## WHAT YOU ARE ASKED TO DO:
Express the data below as a JSON list of strings, with one string for each line and no blank lines. Leave the pictures out.

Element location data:
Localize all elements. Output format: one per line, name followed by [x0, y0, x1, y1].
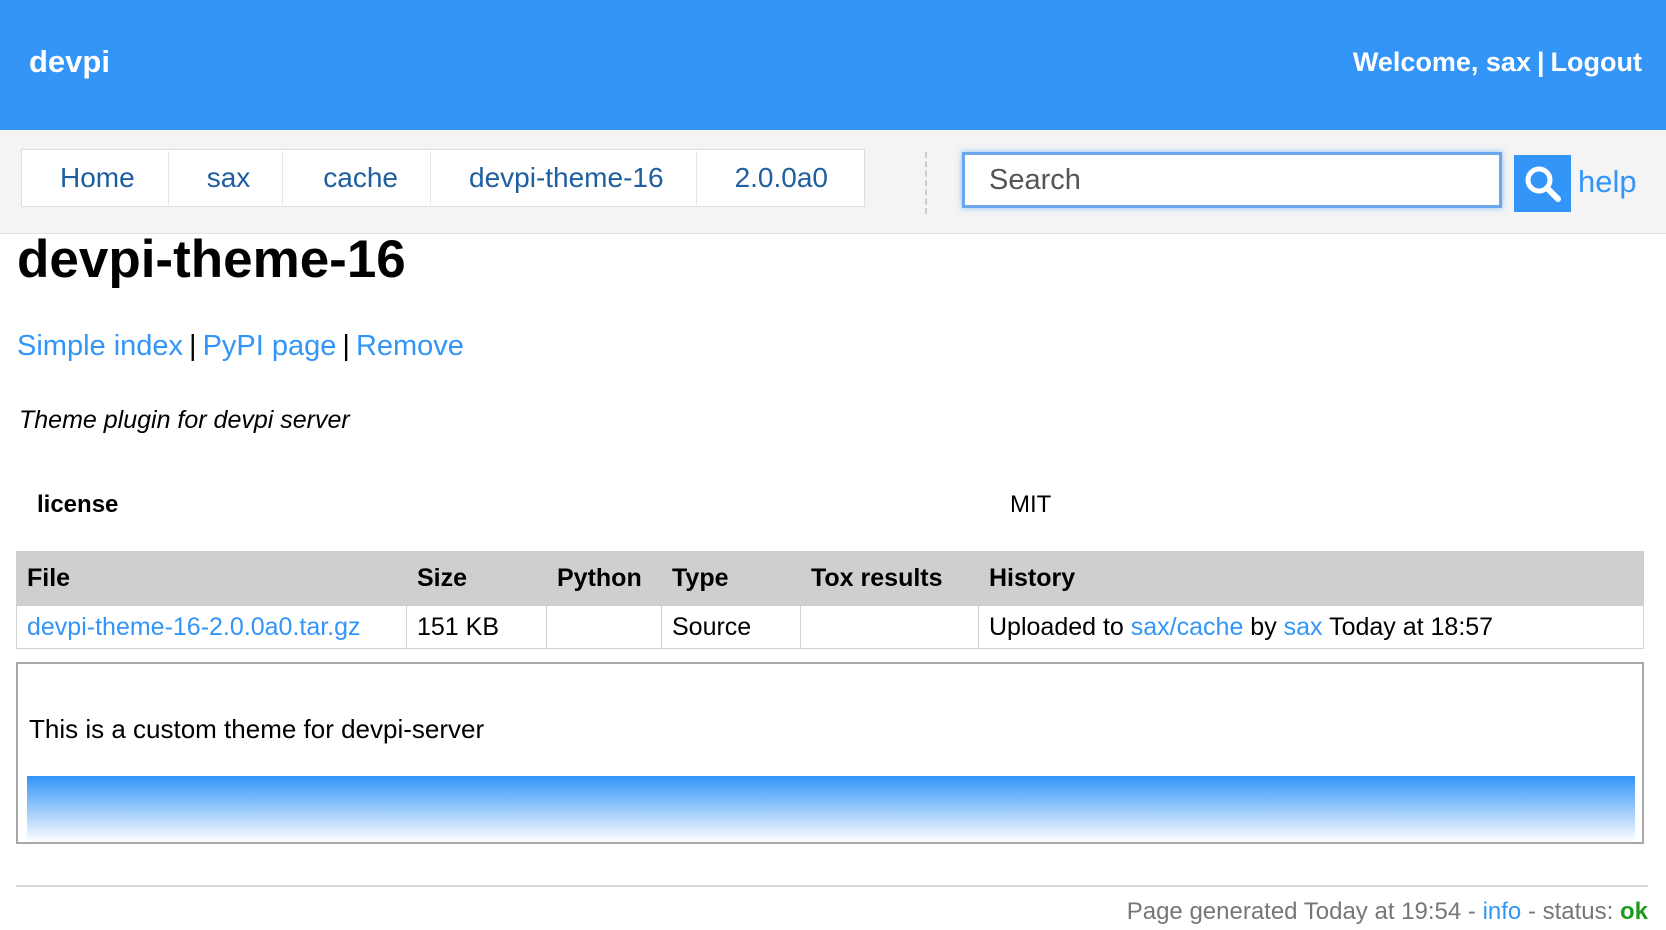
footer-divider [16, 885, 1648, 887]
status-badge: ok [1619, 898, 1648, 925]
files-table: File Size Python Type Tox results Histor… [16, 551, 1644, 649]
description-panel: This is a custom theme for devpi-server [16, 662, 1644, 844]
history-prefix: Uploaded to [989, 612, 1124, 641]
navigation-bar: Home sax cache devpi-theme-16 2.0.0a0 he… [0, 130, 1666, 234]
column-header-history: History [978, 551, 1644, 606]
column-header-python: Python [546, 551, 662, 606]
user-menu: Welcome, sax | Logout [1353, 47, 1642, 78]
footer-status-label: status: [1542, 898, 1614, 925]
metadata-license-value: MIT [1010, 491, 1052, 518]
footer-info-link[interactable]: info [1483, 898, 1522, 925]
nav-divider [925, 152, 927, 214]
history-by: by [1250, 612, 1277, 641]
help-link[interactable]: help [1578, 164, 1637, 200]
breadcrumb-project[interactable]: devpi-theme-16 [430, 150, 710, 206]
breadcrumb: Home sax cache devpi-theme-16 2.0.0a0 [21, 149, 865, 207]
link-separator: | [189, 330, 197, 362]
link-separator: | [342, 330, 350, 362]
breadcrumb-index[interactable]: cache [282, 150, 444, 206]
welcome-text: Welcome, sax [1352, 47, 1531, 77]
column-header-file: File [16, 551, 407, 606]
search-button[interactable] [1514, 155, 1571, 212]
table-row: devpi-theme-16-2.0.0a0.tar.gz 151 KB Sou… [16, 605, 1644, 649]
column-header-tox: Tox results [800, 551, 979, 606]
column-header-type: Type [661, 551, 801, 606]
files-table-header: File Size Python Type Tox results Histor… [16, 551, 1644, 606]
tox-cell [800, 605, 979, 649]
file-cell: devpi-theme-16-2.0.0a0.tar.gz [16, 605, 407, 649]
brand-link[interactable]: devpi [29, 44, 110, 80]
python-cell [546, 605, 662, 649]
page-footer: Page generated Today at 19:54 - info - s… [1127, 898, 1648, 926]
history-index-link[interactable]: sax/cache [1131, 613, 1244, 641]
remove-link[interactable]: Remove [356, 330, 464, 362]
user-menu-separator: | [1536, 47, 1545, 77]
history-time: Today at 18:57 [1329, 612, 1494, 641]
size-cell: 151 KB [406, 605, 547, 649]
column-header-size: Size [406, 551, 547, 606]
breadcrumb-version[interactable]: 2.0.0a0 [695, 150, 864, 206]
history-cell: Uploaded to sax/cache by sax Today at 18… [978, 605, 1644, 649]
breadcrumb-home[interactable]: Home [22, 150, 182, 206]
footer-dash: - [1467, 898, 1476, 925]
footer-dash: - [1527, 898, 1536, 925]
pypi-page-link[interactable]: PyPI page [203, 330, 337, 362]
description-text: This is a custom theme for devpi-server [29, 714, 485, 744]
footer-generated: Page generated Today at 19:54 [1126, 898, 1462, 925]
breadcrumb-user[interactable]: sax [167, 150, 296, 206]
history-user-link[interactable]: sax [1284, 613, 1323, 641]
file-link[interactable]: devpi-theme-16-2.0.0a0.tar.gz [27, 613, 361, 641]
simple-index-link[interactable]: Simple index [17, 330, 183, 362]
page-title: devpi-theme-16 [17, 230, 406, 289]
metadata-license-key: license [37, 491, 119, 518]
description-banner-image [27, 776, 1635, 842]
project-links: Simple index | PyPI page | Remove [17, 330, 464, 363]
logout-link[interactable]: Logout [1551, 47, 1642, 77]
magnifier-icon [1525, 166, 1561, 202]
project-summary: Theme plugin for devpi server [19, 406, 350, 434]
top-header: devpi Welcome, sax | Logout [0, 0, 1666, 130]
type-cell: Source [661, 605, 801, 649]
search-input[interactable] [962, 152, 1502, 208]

## EXPECTED ANSWER:
[
  "Localize all elements. Output format: one per line, name followed by [x0, y0, x1, y1].",
  "footer-divider [16, 885, 1648, 887]",
  "status-badge: ok [1619, 898, 1648, 925]",
  "files-table: File Size Python Type Tox results Histor… [16, 551, 1644, 649]",
  "description-panel: This is a custom theme for devpi-server [16, 662, 1644, 844]",
  "history-prefix: Uploaded to [989, 612, 1124, 641]",
  "navigation-bar: Home sax cache devpi-theme-16 2.0.0a0 he… [0, 130, 1666, 234]",
  "column-header-history: History [978, 551, 1644, 606]",
  "column-header-python: Python [546, 551, 662, 606]",
  "user-menu: Welcome, sax | Logout [1353, 47, 1642, 78]",
  "footer-status-label: status: [1542, 898, 1614, 925]",
  "metadata-license-value: MIT [1010, 491, 1052, 518]",
  "footer-info-link[interactable]: info [1483, 898, 1522, 925]",
  "nav-divider [925, 152, 927, 214]",
  "history-by: by [1250, 612, 1277, 641]",
  "help-link[interactable]: help [1578, 164, 1637, 200]",
  "breadcrumb-project[interactable]: devpi-theme-16 [430, 150, 710, 206]",
  "breadcrumb: Home sax cache devpi-theme-16 2.0.0a0 [21, 149, 865, 207]",
  "link-separator: | [189, 330, 197, 362]",
  "link-separator: | [342, 330, 350, 362]",
  "breadcrumb-index[interactable]: cache [282, 150, 444, 206]",
  "welcome-text: Welcome, sax [1352, 47, 1531, 77]",
  "column-header-file: File [16, 551, 407, 606]",
  "search-button[interactable] [1514, 155, 1571, 212]",
  "table-row: devpi-theme-16-2.0.0a0.tar.gz 151 KB Sou… [16, 605, 1644, 649]",
  "column-header-tox: Tox results [800, 551, 979, 606]",
  "column-header-type: Type [661, 551, 801, 606]",
  "files-table-header: File Size Python Type Tox results Histor… [16, 551, 1644, 606]",
  "tox-cell [800, 605, 979, 649]",
  "file-cell: devpi-theme-16-2.0.0a0.tar.gz [16, 605, 407, 649]",
  "brand-link[interactable]: devpi [29, 44, 110, 80]",
  "python-cell [546, 605, 662, 649]",
  "page-footer: Page generated Today at 19:54 - info - s… [1127, 898, 1648, 926]",
  "history-index-link[interactable]: sax/cache [1131, 613, 1244, 641]",
  "remove-link[interactable]: Remove [356, 330, 464, 362]",
  "user-menu-separator: | [1536, 47, 1545, 77]",
  "history-time: Today at 18:57 [1329, 612, 1494, 641]",
  "size-cell: 151 KB [406, 605, 547, 649]",
  "column-header-size: Size [406, 551, 547, 606]",
  "breadcrumb-version[interactable]: 2.0.0a0 [695, 150, 864, 206]",
  "history-cell: Uploaded to sax/cache by sax Today at 18… [978, 605, 1644, 649]",
  "breadcrumb-home[interactable]: Home [22, 150, 182, 206]",
  "footer-dash: - [1467, 898, 1476, 925]",
  "footer-dash: - [1527, 898, 1536, 925]",
  "pypi-page-link[interactable]: PyPI page [203, 330, 337, 362]",
  "description-text: This is a custom theme for devpi-server [29, 714, 485, 744]",
  "footer-generated: Page generated Today at 19:54 [1126, 898, 1462, 925]",
  "breadcrumb-user[interactable]: sax [167, 150, 296, 206]",
  "history-user-link[interactable]: sax [1284, 613, 1323, 641]",
  "file-link[interactable]: devpi-theme-16-2.0.0a0.tar.gz [27, 613, 361, 641]",
  "simple-index-link[interactable]: Simple index [17, 330, 183, 362]",
  "page-title: devpi-theme-16 [17, 230, 406, 289]",
  "metadata-license-key: license [37, 491, 119, 518]",
  "description-banner-image [27, 776, 1635, 842]",
  "project-links: Simple index | PyPI page | Remove [17, 330, 464, 363]",
  "logout-link[interactable]: Logout [1551, 47, 1642, 77]",
  "magnifier-icon [1525, 166, 1561, 202]",
  "project-summary: Theme plugin for devpi server [19, 406, 350, 434]",
  "top-header: devpi Welcome, sax | Logout [0, 0, 1666, 130]",
  "type-cell: Source [661, 605, 801, 649]",
  "search-input[interactable] [962, 152, 1502, 208]"
]